## Supplied entries

Start

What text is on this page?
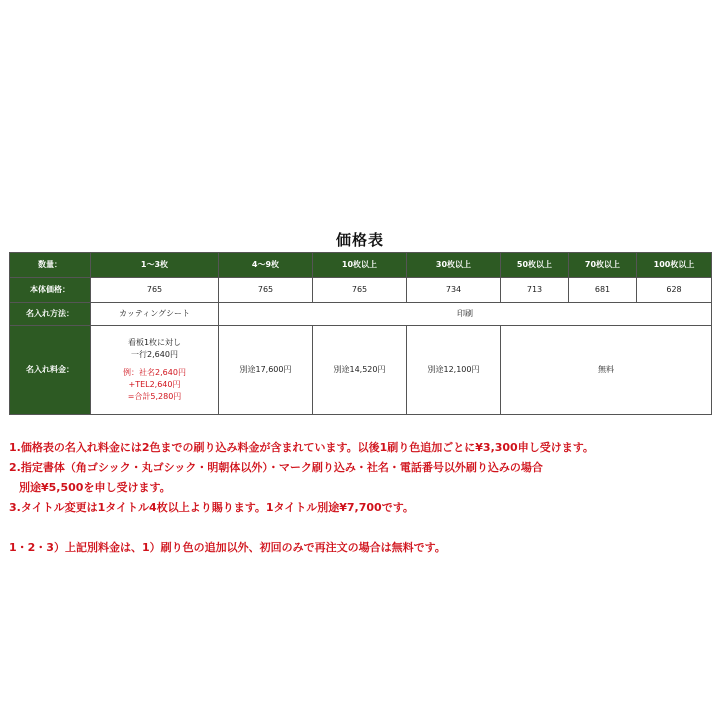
価格表
数量：	1〜3枚	4〜9枚	10枚以上	30枚以上	50枚以上	70枚以上	100枚以上
本体価格：	765	765	765	734	713	681	628
名入れ方法：	カッティングシート	印刷					
名入れ料金：	看板1枚に対し
一行2,640円
例：社名2,640円
+TEL2,640円
=合計5,280円	別途17,600円	別途14,520円	別途12,100円	無料		
1.価格表の名入れ料金には2色までの刷り込み料金が含まれています。以後1刷り色追加ごとに¥3,300申し受けます。
2.指定書体（角ゴシック・丸ゴシック・明朝体以外）・マーク刷り込み・社名・電話番号以外刷り込みの場合
別途¥5,500を申し受けます。
3.タイトル変更は1タイトル4枚以上より賜ります。1タイトル別途¥7,700です。
1・2・3）上記別料金は、1）刷り色の追加以外、初回のみで再注文の場合は無料です。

End

## Exercise details
Extract the full listing above verbatim; pictures are to be left out of the copy.

## Correct response
What text is on this page?
価格表
数量：	1〜3枚	4〜9枚	10枚以上	30枚以上	50枚以上	70枚以上	100枚以上
本体価格：	765	765	765	734	713	681	628
名入れ方法：	カッティングシート	印刷					
名入れ料金：	看板1枚に対し
一行2,640円
例：社名2,640円
+TEL2,640円
=合計5,280円	別途17,600円	別途14,520円	別途12,100円	無料		
1.価格表の名入れ料金には2色までの刷り込み料金が含まれています。以後1刷り色追加ごとに¥3,300申し受けます。
2.指定書体（角ゴシック・丸ゴシック・明朝体以外）・マーク刷り込み・社名・電話番号以外刷り込みの場合
別途¥5,500を申し受けます。
3.タイトル変更は1タイトル4枚以上より賜ります。1タイトル別途¥7,700です。
1・2・3）上記別料金は、1）刷り色の追加以外、初回のみで再注文の場合は無料です。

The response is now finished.